- WRITTEN PROBLEM
Print every line of the data entries below, changing nothing.

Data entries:
^^^^^^^^

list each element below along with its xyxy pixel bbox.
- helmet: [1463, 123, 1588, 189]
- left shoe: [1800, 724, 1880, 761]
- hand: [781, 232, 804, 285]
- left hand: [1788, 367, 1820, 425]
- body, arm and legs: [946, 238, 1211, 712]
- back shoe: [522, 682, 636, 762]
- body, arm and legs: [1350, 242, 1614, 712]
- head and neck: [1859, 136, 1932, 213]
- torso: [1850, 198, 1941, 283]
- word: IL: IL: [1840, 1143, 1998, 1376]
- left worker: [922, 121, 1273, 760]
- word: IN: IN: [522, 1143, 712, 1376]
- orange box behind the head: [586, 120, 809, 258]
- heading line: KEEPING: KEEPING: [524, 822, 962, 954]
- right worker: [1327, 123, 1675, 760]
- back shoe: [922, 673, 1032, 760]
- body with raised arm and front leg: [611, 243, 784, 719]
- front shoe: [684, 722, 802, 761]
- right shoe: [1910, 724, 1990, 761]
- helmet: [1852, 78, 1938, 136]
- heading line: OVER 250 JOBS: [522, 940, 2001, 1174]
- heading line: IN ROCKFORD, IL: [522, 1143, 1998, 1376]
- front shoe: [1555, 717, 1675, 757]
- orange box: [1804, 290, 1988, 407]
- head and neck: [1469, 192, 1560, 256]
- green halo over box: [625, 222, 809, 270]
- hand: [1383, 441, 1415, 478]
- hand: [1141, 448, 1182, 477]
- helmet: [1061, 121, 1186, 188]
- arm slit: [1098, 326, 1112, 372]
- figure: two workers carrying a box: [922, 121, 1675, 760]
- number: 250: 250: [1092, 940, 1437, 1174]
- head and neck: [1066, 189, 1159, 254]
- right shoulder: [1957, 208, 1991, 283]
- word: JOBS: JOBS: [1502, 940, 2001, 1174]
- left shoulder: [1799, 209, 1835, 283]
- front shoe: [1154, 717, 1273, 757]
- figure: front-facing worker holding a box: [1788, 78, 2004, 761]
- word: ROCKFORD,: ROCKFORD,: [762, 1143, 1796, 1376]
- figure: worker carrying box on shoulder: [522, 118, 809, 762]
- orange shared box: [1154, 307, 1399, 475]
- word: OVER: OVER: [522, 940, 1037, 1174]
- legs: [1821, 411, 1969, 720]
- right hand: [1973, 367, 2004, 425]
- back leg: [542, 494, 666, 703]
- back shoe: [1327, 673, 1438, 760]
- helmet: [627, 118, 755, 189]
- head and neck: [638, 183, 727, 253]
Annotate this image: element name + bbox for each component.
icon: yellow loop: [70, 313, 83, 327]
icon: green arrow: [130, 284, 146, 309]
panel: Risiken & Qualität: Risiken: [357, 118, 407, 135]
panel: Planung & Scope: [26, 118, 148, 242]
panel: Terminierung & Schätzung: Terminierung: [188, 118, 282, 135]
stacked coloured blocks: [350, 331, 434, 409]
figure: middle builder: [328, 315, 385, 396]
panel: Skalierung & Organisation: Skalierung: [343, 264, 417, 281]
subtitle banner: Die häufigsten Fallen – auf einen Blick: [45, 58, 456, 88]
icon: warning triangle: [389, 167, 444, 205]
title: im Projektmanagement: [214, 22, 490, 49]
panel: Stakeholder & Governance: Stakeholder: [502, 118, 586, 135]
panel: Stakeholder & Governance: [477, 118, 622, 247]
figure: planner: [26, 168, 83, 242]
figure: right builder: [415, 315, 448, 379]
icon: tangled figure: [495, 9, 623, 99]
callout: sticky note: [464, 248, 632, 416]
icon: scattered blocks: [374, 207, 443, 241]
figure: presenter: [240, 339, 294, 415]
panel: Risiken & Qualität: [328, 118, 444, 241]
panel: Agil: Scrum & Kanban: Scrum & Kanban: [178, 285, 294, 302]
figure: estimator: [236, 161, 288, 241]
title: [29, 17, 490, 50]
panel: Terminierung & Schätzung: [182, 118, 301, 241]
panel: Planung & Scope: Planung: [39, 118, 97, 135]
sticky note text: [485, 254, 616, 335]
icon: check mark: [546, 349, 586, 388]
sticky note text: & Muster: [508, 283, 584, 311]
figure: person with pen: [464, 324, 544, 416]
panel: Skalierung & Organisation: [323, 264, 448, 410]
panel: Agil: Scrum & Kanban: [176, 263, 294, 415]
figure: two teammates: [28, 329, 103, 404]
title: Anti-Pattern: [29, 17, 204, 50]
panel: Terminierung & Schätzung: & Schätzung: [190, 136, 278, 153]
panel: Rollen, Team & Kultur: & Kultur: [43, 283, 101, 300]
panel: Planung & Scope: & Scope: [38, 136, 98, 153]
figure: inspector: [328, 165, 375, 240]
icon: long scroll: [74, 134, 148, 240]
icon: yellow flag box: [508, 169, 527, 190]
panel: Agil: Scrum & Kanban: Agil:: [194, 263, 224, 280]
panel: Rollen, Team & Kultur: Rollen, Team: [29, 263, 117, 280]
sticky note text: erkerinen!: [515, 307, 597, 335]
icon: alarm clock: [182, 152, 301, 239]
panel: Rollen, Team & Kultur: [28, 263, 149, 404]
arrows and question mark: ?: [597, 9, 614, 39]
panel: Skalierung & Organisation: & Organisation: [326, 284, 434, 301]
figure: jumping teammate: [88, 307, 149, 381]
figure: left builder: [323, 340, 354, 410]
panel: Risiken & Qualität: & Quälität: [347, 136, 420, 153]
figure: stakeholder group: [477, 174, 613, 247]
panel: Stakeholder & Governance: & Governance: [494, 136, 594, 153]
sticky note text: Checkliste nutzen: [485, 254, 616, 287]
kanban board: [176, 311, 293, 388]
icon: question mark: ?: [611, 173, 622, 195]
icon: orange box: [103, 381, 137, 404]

^^^^^^^^

- ANSWER TO THIS PROBLEM
list each element below along with its xyxy pixel bbox.
- helmet: [1463, 123, 1588, 189]
- left shoe: [1800, 724, 1880, 761]
- hand: [781, 232, 804, 285]
- left hand: [1788, 367, 1820, 425]
- body, arm and legs: [946, 238, 1211, 712]
- back shoe: [522, 682, 636, 762]
- body, arm and legs: [1350, 242, 1614, 712]
- head and neck: [1859, 136, 1932, 213]
- torso: [1850, 198, 1941, 283]
- word: IL: IL: [1840, 1143, 1998, 1376]
- left worker: [922, 121, 1273, 760]
- word: IN: IN: [522, 1143, 712, 1376]
- orange box behind the head: [586, 120, 809, 258]
- heading line: KEEPING: KEEPING: [524, 822, 962, 954]
- right worker: [1327, 123, 1675, 760]
- back shoe: [922, 673, 1032, 760]
- body with raised arm and front leg: [611, 243, 784, 719]
- front shoe: [684, 722, 802, 761]
- right shoe: [1910, 724, 1990, 761]
- helmet: [1852, 78, 1938, 136]
- heading line: OVER 250 JOBS: [522, 940, 2001, 1174]
- heading line: IN ROCKFORD, IL: [522, 1143, 1998, 1376]
- front shoe: [1555, 717, 1675, 757]
- orange box: [1804, 290, 1988, 407]
- head and neck: [1469, 192, 1560, 256]
- green halo over box: [625, 222, 809, 270]
- hand: [1383, 441, 1415, 478]
- hand: [1141, 448, 1182, 477]
- helmet: [1061, 121, 1186, 188]
- arm slit: [1098, 326, 1112, 372]
- figure: two workers carrying a box: [922, 121, 1675, 760]
- number: 250: 250: [1092, 940, 1437, 1174]
- head and neck: [1066, 189, 1159, 254]
- right shoulder: [1957, 208, 1991, 283]
- word: JOBS: JOBS: [1502, 940, 2001, 1174]
- left shoulder: [1799, 209, 1835, 283]
- front shoe: [1154, 717, 1273, 757]
- figure: front-facing worker holding a box: [1788, 78, 2004, 761]
- word: ROCKFORD,: ROCKFORD,: [762, 1143, 1796, 1376]
- figure: worker carrying box on shoulder: [522, 118, 809, 762]
- orange shared box: [1154, 307, 1399, 475]
- word: OVER: OVER: [522, 940, 1037, 1174]
- legs: [1821, 411, 1969, 720]
- right hand: [1973, 367, 2004, 425]
- back leg: [542, 494, 666, 703]
- back shoe: [1327, 673, 1438, 760]
- helmet: [627, 118, 755, 189]
- head and neck: [638, 183, 727, 253]
Annotate this image: element name + bbox for each component.
icon: yellow loop: [70, 313, 83, 327]
icon: green arrow: [130, 284, 146, 309]
panel: Risiken & Qualität: Risiken: [357, 118, 407, 135]
panel: Planung & Scope: [26, 118, 148, 242]
panel: Terminierung & Schätzung: Terminierung: [188, 118, 282, 135]
stacked coloured blocks: [350, 331, 434, 409]
figure: middle builder: [328, 315, 385, 396]
panel: Skalierung & Organisation: Skalierung: [343, 264, 417, 281]
subtitle banner: Die häufigsten Fallen – auf einen Blick: [45, 58, 456, 88]
icon: warning triangle: [389, 167, 444, 205]
title: im Projektmanagement: [214, 22, 490, 49]
panel: Stakeholder & Governance: Stakeholder: [502, 118, 586, 135]
panel: Stakeholder & Governance: [477, 118, 622, 247]
figure: planner: [26, 168, 83, 242]
figure: right builder: [415, 315, 448, 379]
icon: tangled figure: [495, 9, 623, 99]
callout: sticky note: [464, 248, 632, 416]
icon: scattered blocks: [374, 207, 443, 241]
figure: presenter: [240, 339, 294, 415]
panel: Risiken & Qualität: [328, 118, 444, 241]
panel: Agil: Scrum & Kanban: Scrum & Kanban: [178, 285, 294, 302]
figure: estimator: [236, 161, 288, 241]
title: [29, 17, 490, 50]
panel: Terminierung & Schätzung: [182, 118, 301, 241]
panel: Planung & Scope: Planung: [39, 118, 97, 135]
sticky note text: [485, 254, 616, 335]
icon: check mark: [546, 349, 586, 388]
sticky note text: & Muster: [508, 283, 584, 311]
figure: person with pen: [464, 324, 544, 416]
panel: Skalierung & Organisation: [323, 264, 448, 410]
panel: Agil: Scrum & Kanban: [176, 263, 294, 415]
figure: two teammates: [28, 329, 103, 404]
title: Anti-Pattern: [29, 17, 204, 50]
panel: Terminierung & Schätzung: & Schätzung: [190, 136, 278, 153]
panel: Rollen, Team & Kultur: & Kultur: [43, 283, 101, 300]
panel: Planung & Scope: & Scope: [38, 136, 98, 153]
figure: inspector: [328, 165, 375, 240]
icon: long scroll: [74, 134, 148, 240]
icon: yellow flag box: [508, 169, 527, 190]
panel: Agil: Scrum & Kanban: Agil:: [194, 263, 224, 280]
panel: Rollen, Team & Kultur: Rollen, Team: [29, 263, 117, 280]
sticky note text: erkerinen!: [515, 307, 597, 335]
icon: alarm clock: [182, 152, 301, 239]
panel: Rollen, Team & Kultur: [28, 263, 149, 404]
arrows and question mark: ?: [597, 9, 614, 39]
panel: Skalierung & Organisation: & Organisation: [326, 284, 434, 301]
figure: jumping teammate: [88, 307, 149, 381]
figure: left builder: [323, 340, 354, 410]
panel: Risiken & Qualität: & Quälität: [347, 136, 420, 153]
figure: stakeholder group: [477, 174, 613, 247]
panel: Stakeholder & Governance: & Governance: [494, 136, 594, 153]
sticky note text: Checkliste nutzen: [485, 254, 616, 287]
kanban board: [176, 311, 293, 388]
icon: question mark: ?: [611, 173, 622, 195]
icon: orange box: [103, 381, 137, 404]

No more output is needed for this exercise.